Supplied data>
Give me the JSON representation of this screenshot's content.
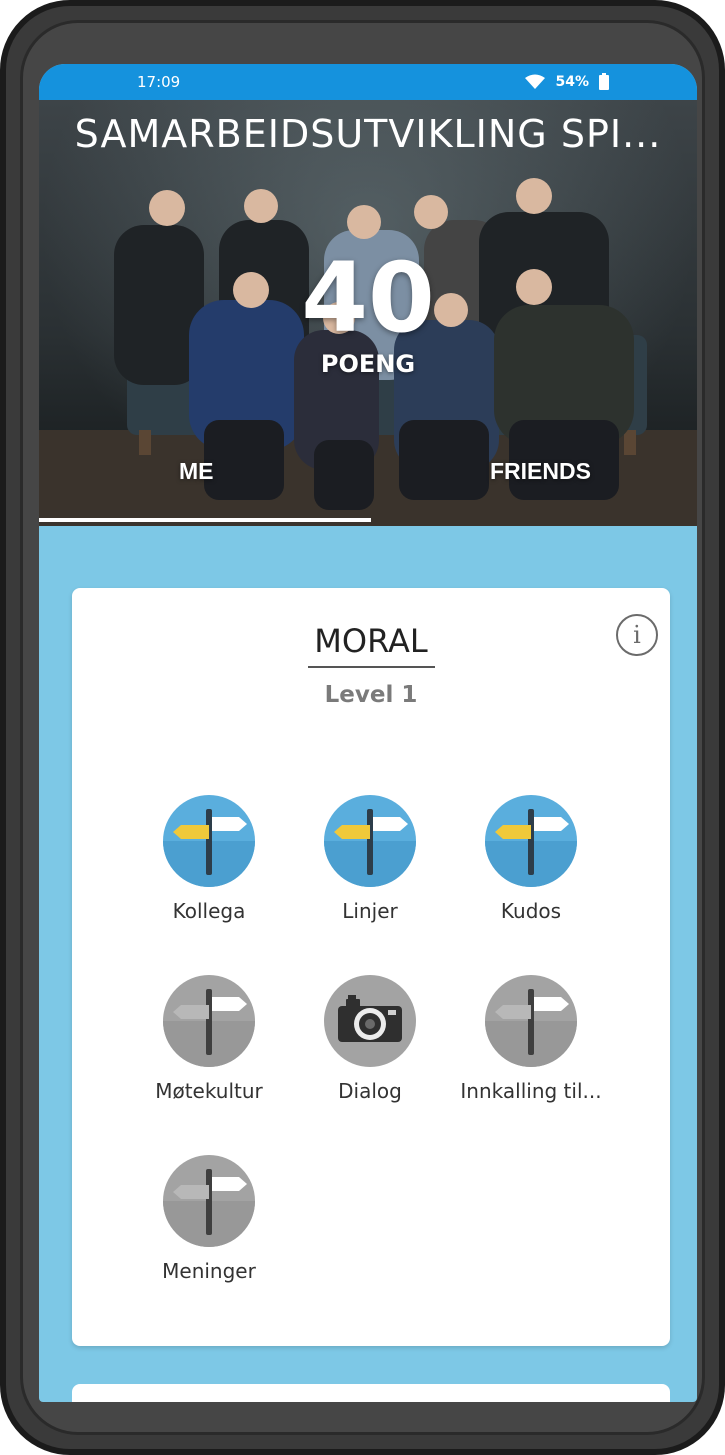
{
  "status_bar": {
    "time": "17:09",
    "battery": "54%"
  },
  "hero": {
    "title": "SAMARBEIDSUTVIKLING SPI...",
    "score": "40",
    "score_label": "POENG",
    "tabs": [
      {
        "label": "ME",
        "active": true
      },
      {
        "label": "FRIENDS",
        "active": false
      }
    ]
  },
  "card": {
    "title": "MORAL",
    "level": "Level 1",
    "info_icon": "info-icon",
    "badges": [
      {
        "label": "Kollega",
        "icon": "signpost-icon",
        "state": "unlocked"
      },
      {
        "label": "Linjer",
        "icon": "signpost-icon",
        "state": "unlocked"
      },
      {
        "label": "Kudos",
        "icon": "signpost-icon",
        "state": "unlocked"
      },
      {
        "label": "Møtekultur",
        "icon": "signpost-icon",
        "state": "locked"
      },
      {
        "label": "Dialog",
        "icon": "camera-icon",
        "state": "locked"
      },
      {
        "label": "Innkalling til...",
        "icon": "signpost-icon",
        "state": "locked"
      },
      {
        "label": "Meninger",
        "icon": "signpost-icon",
        "state": "locked"
      }
    ]
  },
  "colors": {
    "status_bar": "#1592dd",
    "background": "#7dc8e6",
    "badge_unlocked": "#5aaedd",
    "badge_locked": "#a3a3a3",
    "sign_yellow": "#f0c93a"
  }
}
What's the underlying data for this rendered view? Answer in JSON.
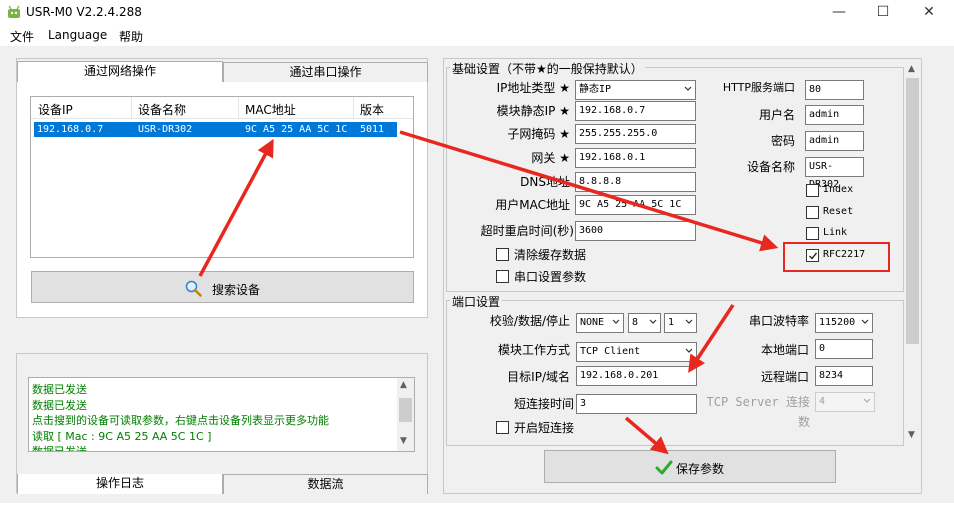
{
  "window": {
    "title": "USR-M0 V2.2.4.288",
    "minimize": "—",
    "maximize": "☐",
    "close": "✕"
  },
  "menu": [
    "文件",
    "Language",
    "帮助"
  ],
  "left": {
    "tabs": [
      "通过网络操作",
      "通过串口操作"
    ],
    "device_list": {
      "columns": [
        "设备IP",
        "设备名称",
        "MAC地址",
        "版本"
      ],
      "rows": [
        [
          "192.168.0.7",
          "USR-DR302",
          "9C A5 25 AA 5C 1C",
          "5011"
        ]
      ]
    },
    "search_button": "搜索设备",
    "log_lines": [
      "数据已发送",
      "数据已发送",
      "点击搜到的设备可读取参数，右键点击设备列表显示更多功能",
      "读取 [ Mac : 9C A5 25 AA 5C 1C ]",
      "数据已发送"
    ],
    "bottom_tabs": [
      "操作日志",
      "数据流"
    ]
  },
  "basic": {
    "title": "基础设置（不带★的一般保持默认）",
    "ip_type_label": "IP地址类型 ★",
    "ip_type_value": "静态IP",
    "static_ip_label": "模块静态IP ★",
    "static_ip_value": "192.168.0.7",
    "mask_label": "子网掩码 ★",
    "mask_value": "255.255.255.0",
    "gateway_label": "网关 ★",
    "gateway_value": "192.168.0.1",
    "dns_label": "DNS地址",
    "dns_value": "8.8.8.8",
    "mac_label": "用户MAC地址",
    "mac_value": "9C A5 25 AA 5C 1C",
    "timeout_label": "超时重启时间(秒)",
    "timeout_value": "3600",
    "clear_cache_label": "清除缓存数据",
    "serial_params_label": "串口设置参数",
    "http_port_label": "HTTP服务端口",
    "http_port_value": "80",
    "username_label": "用户名",
    "username_value": "admin",
    "password_label": "密码",
    "password_value": "admin",
    "device_name_label": "设备名称",
    "device_name_value": "USR-DR302",
    "index_label": "Index",
    "reset_label": "Reset",
    "link_label": "Link",
    "rfc_label": "RFC2217"
  },
  "port": {
    "title": "端口设置",
    "parity_label": "校验/数据/停止",
    "parity_value": "NONE",
    "data_bits": "8",
    "stop_bits": "1",
    "baud_label": "串口波特率",
    "baud_value": "115200",
    "mode_label": "模块工作方式",
    "mode_value": "TCP Client",
    "local_port_label": "本地端口",
    "local_port_value": "0",
    "target_label": "目标IP/域名",
    "target_value": "192.168.0.201",
    "remote_port_label": "远程端口",
    "remote_port_value": "8234",
    "short_conn_label": "短连接时间",
    "short_conn_value": "3",
    "tcp_server_label": "TCP Server 连接数",
    "tcp_server_value": "4",
    "enable_short_label": "开启短连接"
  },
  "save_button": "保存参数",
  "colors": {
    "selection": "#0078d7",
    "log_text": "#008000",
    "annotation": "#e8281e"
  }
}
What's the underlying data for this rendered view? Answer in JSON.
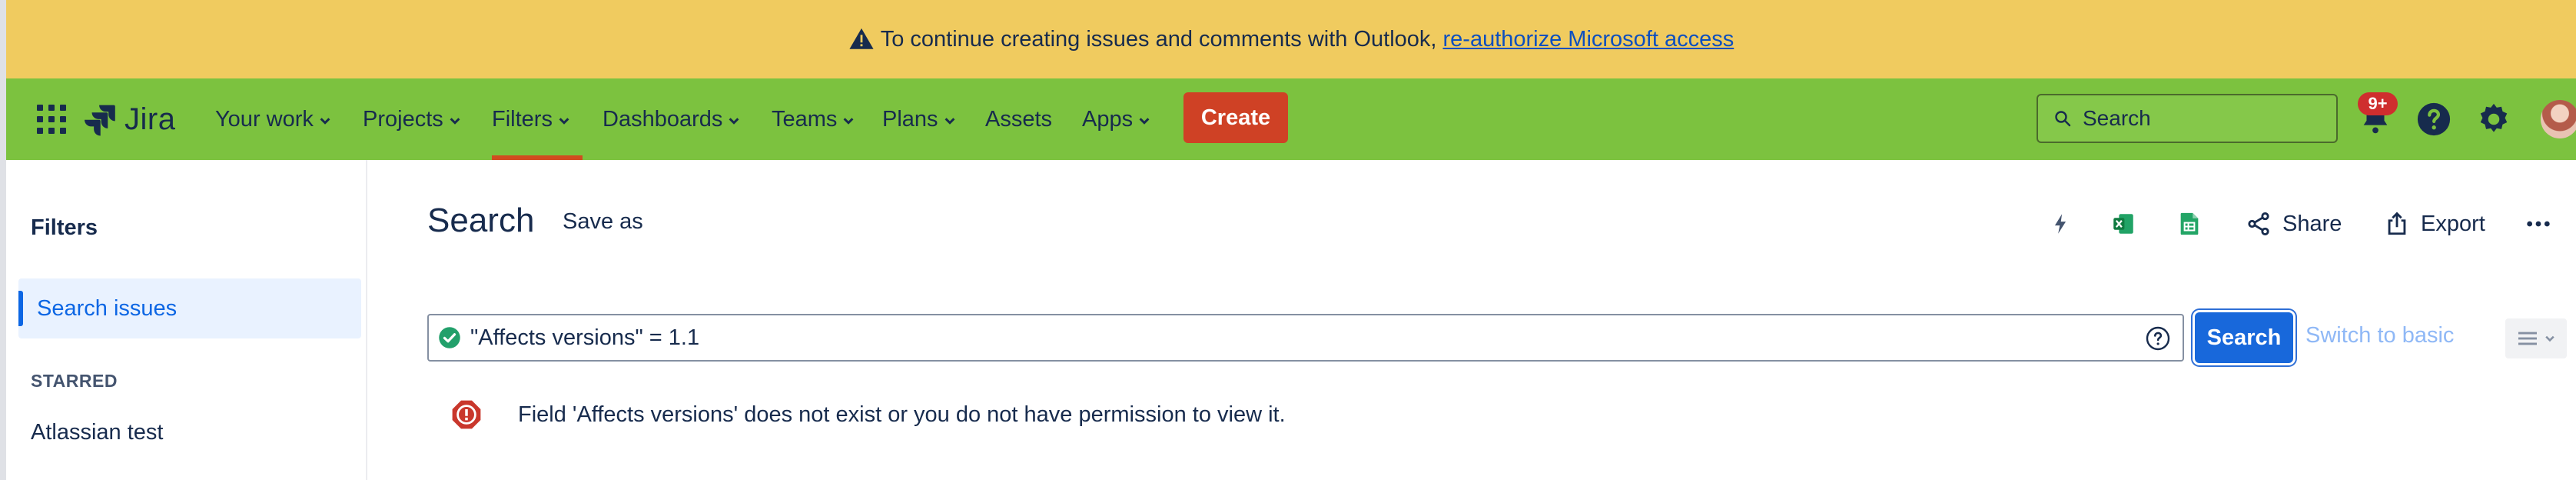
{
  "banner": {
    "message": "To continue creating issues and comments with Outlook,",
    "link": "re-authorize Microsoft access"
  },
  "nav": {
    "logo": "Jira",
    "items": [
      {
        "label": "Your work",
        "chevron": true
      },
      {
        "label": "Projects",
        "chevron": true
      },
      {
        "label": "Filters",
        "chevron": true,
        "active": true
      },
      {
        "label": "Dashboards",
        "chevron": true
      },
      {
        "label": "Teams",
        "chevron": true
      },
      {
        "label": "Plans",
        "chevron": true
      },
      {
        "label": "Assets",
        "chevron": false
      },
      {
        "label": "Apps",
        "chevron": true
      }
    ],
    "create_label": "Create",
    "search_placeholder": "Search",
    "notification_badge": "9+"
  },
  "sidebar": {
    "title": "Filters",
    "active_item": "Search issues",
    "section": "STARRED",
    "starred": [
      "Atlassian test"
    ]
  },
  "main": {
    "title": "Search",
    "save_as": "Save as",
    "share": "Share",
    "export": "Export",
    "jql_value": "\"Affects versions\" = 1.1",
    "search_button": "Search",
    "switch_basic": "Switch to basic",
    "error_message": "Field 'Affects versions' does not exist or you do not have permission to view it."
  },
  "colors": {
    "banner": "#f0cb5f",
    "nav": "#7cc23f",
    "create": "#cf4125",
    "primary": "#1868db",
    "error": "#c9372c",
    "success": "#22a06b"
  }
}
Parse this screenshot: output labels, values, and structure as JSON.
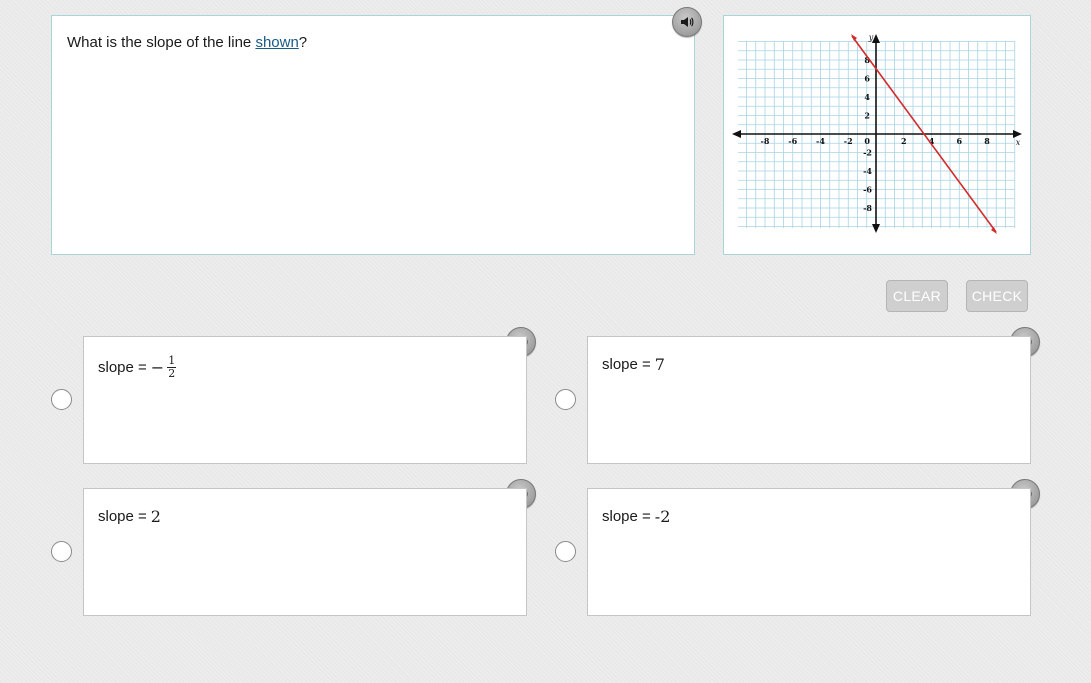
{
  "question": {
    "prefix": "What is the slope of the line ",
    "link": "shown",
    "suffix": "?"
  },
  "graph": {
    "x_ticks": [
      "-8",
      "-6",
      "-4",
      "-2",
      "2",
      "4",
      "6",
      "8"
    ],
    "y_ticks_pos": [
      "8",
      "6",
      "4",
      "2"
    ],
    "y_ticks_neg": [
      "-2",
      "-4",
      "-6",
      "-8"
    ],
    "origin_label": "0",
    "x_axis_label": "x",
    "y_axis_label": "y",
    "line_color": "#d42b2b"
  },
  "buttons": {
    "clear": "CLEAR",
    "check": "CHECK"
  },
  "choices": {
    "a": {
      "label": "slope = ",
      "sign": "−",
      "num": "1",
      "den": "2"
    },
    "b": {
      "label": "slope = ",
      "value": "7"
    },
    "c": {
      "label": "slope = ",
      "value": "2"
    },
    "d": {
      "label": "slope = ",
      "value": "-2"
    }
  },
  "icons": {
    "audio": "speaker-icon"
  }
}
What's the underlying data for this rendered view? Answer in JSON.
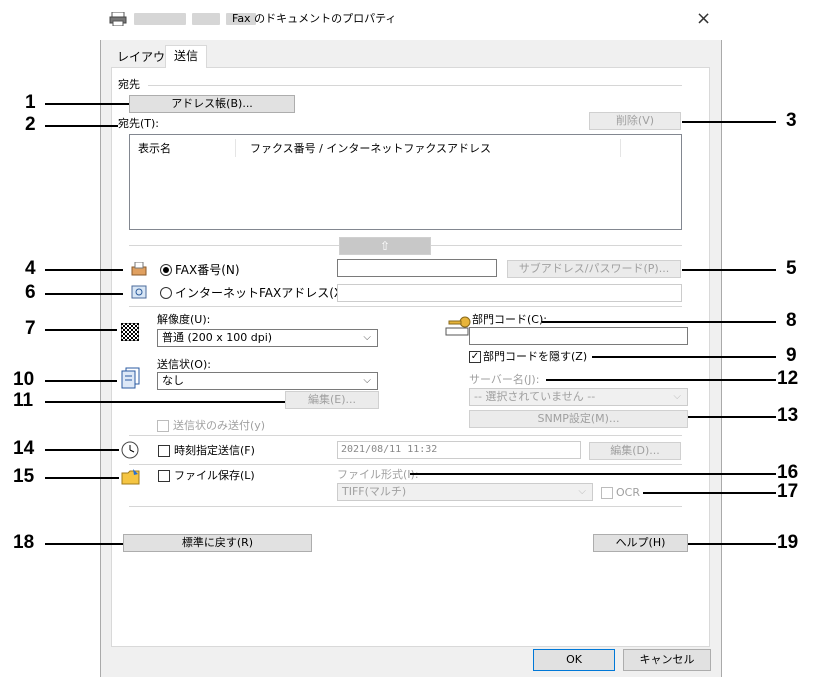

Written instruction> Every entry above needs to be retyped exactly; drop the pictures.

Result for this exercise>
Give me the JSON representation of this screenshot's content.
{
  "status_bar": {
    "time": "17:09",
    "battery": "54%"
  },
  "hero": {
    "title": "SAMARBEIDSUTVIKLING SPI...",
    "score": "40",
    "score_label": "POENG",
    "tabs": [
      {
        "label": "ME",
        "active": true
      },
      {
        "label": "FRIENDS",
        "active": false
      }
    ]
  },
  "card": {
    "title": "MORAL",
    "level": "Level 1",
    "info_icon": "info-icon",
    "badges": [
      {
        "label": "Kollega",
        "icon": "signpost-icon",
        "state": "unlocked"
      },
      {
        "label": "Linjer",
        "icon": "signpost-icon",
        "state": "unlocked"
      },
      {
        "label": "Kudos",
        "icon": "signpost-icon",
        "state": "unlocked"
      },
      {
        "label": "Møtekultur",
        "icon": "signpost-icon",
        "state": "locked"
      },
      {
        "label": "Dialog",
        "icon": "camera-icon",
        "state": "locked"
      },
      {
        "label": "Innkalling til...",
        "icon": "signpost-icon",
        "state": "locked"
      },
      {
        "label": "Meninger",
        "icon": "signpost-icon",
        "state": "locked"
      }
    ]
  },
  "colors": {
    "status_bar": "#1592dd",
    "background": "#7dc8e6",
    "badge_unlocked": "#5aaedd",
    "badge_locked": "#a3a3a3",
    "sign_yellow": "#f0c93a"
  }
}
What's the underlying data for this rendered view? Answer in JSON.
{
  "window": {
    "title": "USR-M0 V2.2.4.288",
    "minimize": "—",
    "maximize": "☐",
    "close": "✕"
  },
  "menu": [
    "文件",
    "Language",
    "帮助"
  ],
  "left": {
    "tabs": [
      "通过网络操作",
      "通过串口操作"
    ],
    "device_list": {
      "columns": [
        "设备IP",
        "设备名称",
        "MAC地址",
        "版本"
      ],
      "rows": [
        [
          "192.168.0.7",
          "USR-DR302",
          "9C A5 25 AA 5C 1C",
          "5011"
        ]
      ]
    },
    "search_button": "搜索设备",
    "log_lines": [
      "数据已发送",
      "数据已发送",
      "点击搜到的设备可读取参数，右键点击设备列表显示更多功能",
      "读取 [ Mac : 9C A5 25 AA 5C 1C ]",
      "数据已发送"
    ],
    "bottom_tabs": [
      "操作日志",
      "数据流"
    ]
  },
  "basic": {
    "title": "基础设置（不带★的一般保持默认）",
    "ip_type_label": "IP地址类型 ★",
    "ip_type_value": "静态IP",
    "static_ip_label": "模块静态IP ★",
    "static_ip_value": "192.168.0.7",
    "mask_label": "子网掩码 ★",
    "mask_value": "255.255.255.0",
    "gateway_label": "网关 ★",
    "gateway_value": "192.168.0.1",
    "dns_label": "DNS地址",
    "dns_value": "8.8.8.8",
    "mac_label": "用户MAC地址",
    "mac_value": "9C A5 25 AA 5C 1C",
    "timeout_label": "超时重启时间(秒)",
    "timeout_value": "3600",
    "clear_cache_label": "清除缓存数据",
    "serial_params_label": "串口设置参数",
    "http_port_label": "HTTP服务端口",
    "http_port_value": "80",
    "username_label": "用户名",
    "username_value": "admin",
    "password_label": "密码",
    "password_value": "admin",
    "device_name_label": "设备名称",
    "device_name_value": "USR-DR302",
    "index_label": "Index",
    "reset_label": "Reset",
    "link_label": "Link",
    "rfc_label": "RFC2217"
  },
  "port": {
    "title": "端口设置",
    "parity_label": "校验/数据/停止",
    "parity_value": "NONE",
    "data_bits": "8",
    "stop_bits": "1",
    "baud_label": "串口波特率",
    "baud_value": "115200",
    "mode_label": "模块工作方式",
    "mode_value": "TCP Client",
    "local_port_label": "本地端口",
    "local_port_value": "0",
    "target_label": "目标IP/域名",
    "target_value": "192.168.0.201",
    "remote_port_label": "远程端口",
    "remote_port_value": "8234",
    "short_conn_label": "短连接时间",
    "short_conn_value": "3",
    "tcp_server_label": "TCP Server 连接数",
    "tcp_server_value": "4",
    "enable_short_label": "开启短连接"
  },
  "save_button": "保存参数",
  "colors": {
    "selection": "#0078d7",
    "log_text": "#008000",
    "annotation": "#e8281e"
  }
}
What's the underlying data for this rendered view? Answer in JSON.
{
  "banner": {
    "message": "To continue creating issues and comments with Outlook,",
    "link": "re-authorize Microsoft access"
  },
  "nav": {
    "logo": "Jira",
    "items": [
      {
        "label": "Your work",
        "chevron": true
      },
      {
        "label": "Projects",
        "chevron": true
      },
      {
        "label": "Filters",
        "chevron": true,
        "active": true
      },
      {
        "label": "Dashboards",
        "chevron": true
      },
      {
        "label": "Teams",
        "chevron": true
      },
      {
        "label": "Plans",
        "chevron": true
      },
      {
        "label": "Assets",
        "chevron": false
      },
      {
        "label": "Apps",
        "chevron": true
      }
    ],
    "create_label": "Create",
    "search_placeholder": "Search",
    "notification_badge": "9+"
  },
  "sidebar": {
    "title": "Filters",
    "active_item": "Search issues",
    "section": "STARRED",
    "starred": [
      "Atlassian test"
    ]
  },
  "main": {
    "title": "Search",
    "save_as": "Save as",
    "share": "Share",
    "export": "Export",
    "jql_value": "\"Affects versions\" = 1.1",
    "search_button": "Search",
    "switch_basic": "Switch to basic",
    "error_message": "Field 'Affects versions' does not exist or you do not have permission to view it."
  },
  "colors": {
    "banner": "#f0cb5f",
    "nav": "#7cc23f",
    "create": "#cf4125",
    "primary": "#1868db",
    "error": "#c9372c",
    "success": "#22a06b"
  }
}
Parse this screenshot: output labels, values, and structure as JSON.
{
  "question": {
    "prefix": "What is the slope of the line ",
    "link": "shown",
    "suffix": "?"
  },
  "graph": {
    "x_ticks": [
      "-8",
      "-6",
      "-4",
      "-2",
      "2",
      "4",
      "6",
      "8"
    ],
    "y_ticks_pos": [
      "8",
      "6",
      "4",
      "2"
    ],
    "y_ticks_neg": [
      "-2",
      "-4",
      "-6",
      "-8"
    ],
    "origin_label": "0",
    "x_axis_label": "x",
    "y_axis_label": "y",
    "line_color": "#d42b2b"
  },
  "buttons": {
    "clear": "CLEAR",
    "check": "CHECK"
  },
  "choices": {
    "a": {
      "label": "slope = ",
      "sign": "−",
      "num": "1",
      "den": "2"
    },
    "b": {
      "label": "slope = ",
      "value": "7"
    },
    "c": {
      "label": "slope = ",
      "value": "2"
    },
    "d": {
      "label": "slope = ",
      "value": "-2"
    }
  },
  "icons": {
    "audio": "speaker-icon"
  }
}
What's the underlying data for this rendered view? Answer in JSON.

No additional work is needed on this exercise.